======== Supplied data

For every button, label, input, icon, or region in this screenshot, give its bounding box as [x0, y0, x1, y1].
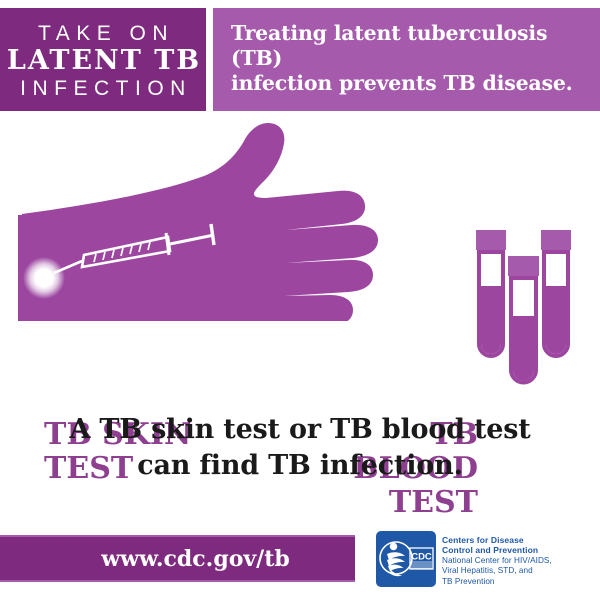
cdc-agency-line-2: Viral Hepatitis, STD, and	[442, 566, 552, 576]
arm-hand-silhouette	[18, 123, 378, 321]
tube-cap-middle	[508, 256, 539, 276]
blood-tube-left	[476, 230, 506, 356]
website-url-text[interactable]: www.cdc.gov/tb	[65, 546, 290, 572]
blood-tube-middle	[508, 256, 539, 382]
cdc-agency-bold-line-1: Centers for Disease	[442, 535, 552, 545]
logo-line-take-on: TAKE ON	[32, 21, 174, 46]
tube-cap-left	[476, 230, 506, 250]
injection-site-core-icon	[38, 272, 51, 285]
tagline-panel: Treating latent tuberculosis (TB) infect…	[213, 8, 600, 111]
website-url-bar[interactable]: www.cdc.gov/tb	[0, 535, 355, 582]
cdc-agency-bold-line-2: Control and Prevention	[442, 545, 552, 555]
logo-line-latent-tb: LATENT TB	[5, 46, 201, 76]
hhs-cdc-logo-icon: CDC	[376, 531, 436, 587]
logo-line-infection: INFECTION	[14, 76, 192, 101]
main-message-line-2: can find TB infection.	[0, 448, 600, 484]
cdc-agency-line-1: National Center for HIV/AIDS,	[442, 556, 552, 566]
tagline-text: Treating latent tuberculosis (TB) infect…	[231, 21, 586, 96]
tagline-line-1: Treating latent tuberculosis (TB)	[231, 21, 547, 70]
campaign-logo-block: TAKE ON LATENT TB INFECTION	[0, 8, 206, 111]
tagline-line-2: infection prevents TB disease.	[231, 71, 573, 95]
header-banner: TAKE ON LATENT TB INFECTION Treating lat…	[0, 8, 600, 111]
tube-blood-middle	[513, 316, 534, 381]
blood-tube-right	[541, 230, 571, 356]
poster-canvas: TAKE ON LATENT TB INFECTION Treating lat…	[0, 0, 600, 600]
main-message: A TB skin test or TB blood test can find…	[0, 412, 600, 484]
caption-blood-line-2: TEST	[300, 486, 478, 520]
footer: www.cdc.gov/tb CDC	[0, 535, 600, 583]
cdc-agency-text: Centers for Disease Control and Preventi…	[442, 531, 552, 587]
cdc-agency-line-3: TB Prevention	[442, 577, 552, 587]
cdc-logo-block: CDC Centers for Disease Control and Prev…	[376, 531, 552, 587]
blood-collection-tubes-icon	[470, 226, 580, 386]
tube-cap-right	[541, 230, 571, 250]
header-divider	[206, 8, 213, 111]
cdc-mark-text: CDC	[411, 552, 432, 563]
tube-blood-left	[481, 286, 501, 354]
main-message-line-1: A TB skin test or TB blood test	[0, 412, 600, 448]
hand-with-syringe-icon	[18, 121, 438, 321]
tube-blood-right	[546, 286, 566, 354]
illustration-area: TB SKIN TEST TB BLOOD TEST	[0, 111, 600, 396]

================

| Task goal |
Keep the pictures out, and write out the rest of the data above word for word.

| Task output |
For every button, label, input, icon, or region in this screenshot, give its bounding box as [x0, y0, x1, y1].
cdc-agency-line-2: Viral Hepatitis, STD, and	[442, 566, 552, 576]
arm-hand-silhouette	[18, 123, 378, 321]
tube-cap-middle	[508, 256, 539, 276]
blood-tube-left	[476, 230, 506, 356]
website-url-text[interactable]: www.cdc.gov/tb	[65, 546, 290, 572]
blood-tube-middle	[508, 256, 539, 382]
cdc-agency-bold-line-1: Centers for Disease	[442, 535, 552, 545]
logo-line-take-on: TAKE ON	[32, 21, 174, 46]
tube-cap-left	[476, 230, 506, 250]
injection-site-core-icon	[38, 272, 51, 285]
tagline-panel: Treating latent tuberculosis (TB) infect…	[213, 8, 600, 111]
website-url-bar[interactable]: www.cdc.gov/tb	[0, 535, 355, 582]
cdc-agency-bold-line-2: Control and Prevention	[442, 545, 552, 555]
logo-line-latent-tb: LATENT TB	[5, 46, 201, 76]
hhs-cdc-logo-icon: CDC	[376, 531, 436, 587]
logo-line-infection: INFECTION	[14, 76, 192, 101]
main-message-line-2: can find TB infection.	[0, 448, 600, 484]
cdc-agency-line-1: National Center for HIV/AIDS,	[442, 556, 552, 566]
tagline-text: Treating latent tuberculosis (TB) infect…	[231, 21, 586, 96]
tagline-line-1: Treating latent tuberculosis (TB)	[231, 21, 547, 70]
campaign-logo-block: TAKE ON LATENT TB INFECTION	[0, 8, 206, 111]
tagline-line-2: infection prevents TB disease.	[231, 71, 573, 95]
header-banner: TAKE ON LATENT TB INFECTION Treating lat…	[0, 8, 600, 111]
tube-blood-middle	[513, 316, 534, 381]
blood-tube-right	[541, 230, 571, 356]
poster-canvas: TAKE ON LATENT TB INFECTION Treating lat…	[0, 0, 600, 600]
main-message: A TB skin test or TB blood test can find…	[0, 412, 600, 484]
caption-blood-line-2: TEST	[300, 486, 478, 520]
footer: www.cdc.gov/tb CDC	[0, 535, 600, 583]
cdc-agency-text: Centers for Disease Control and Preventi…	[442, 531, 552, 587]
cdc-agency-line-3: TB Prevention	[442, 577, 552, 587]
cdc-logo-block: CDC Centers for Disease Control and Prev…	[376, 531, 552, 587]
blood-collection-tubes-icon	[470, 226, 580, 386]
tube-cap-right	[541, 230, 571, 250]
header-divider	[206, 8, 213, 111]
cdc-mark-text: CDC	[411, 552, 432, 563]
tube-blood-left	[481, 286, 501, 354]
main-message-line-1: A TB skin test or TB blood test	[0, 412, 600, 448]
hand-with-syringe-icon	[18, 121, 438, 321]
tube-blood-right	[546, 286, 566, 354]
illustration-area: TB SKIN TEST TB BLOOD TEST	[0, 111, 600, 396]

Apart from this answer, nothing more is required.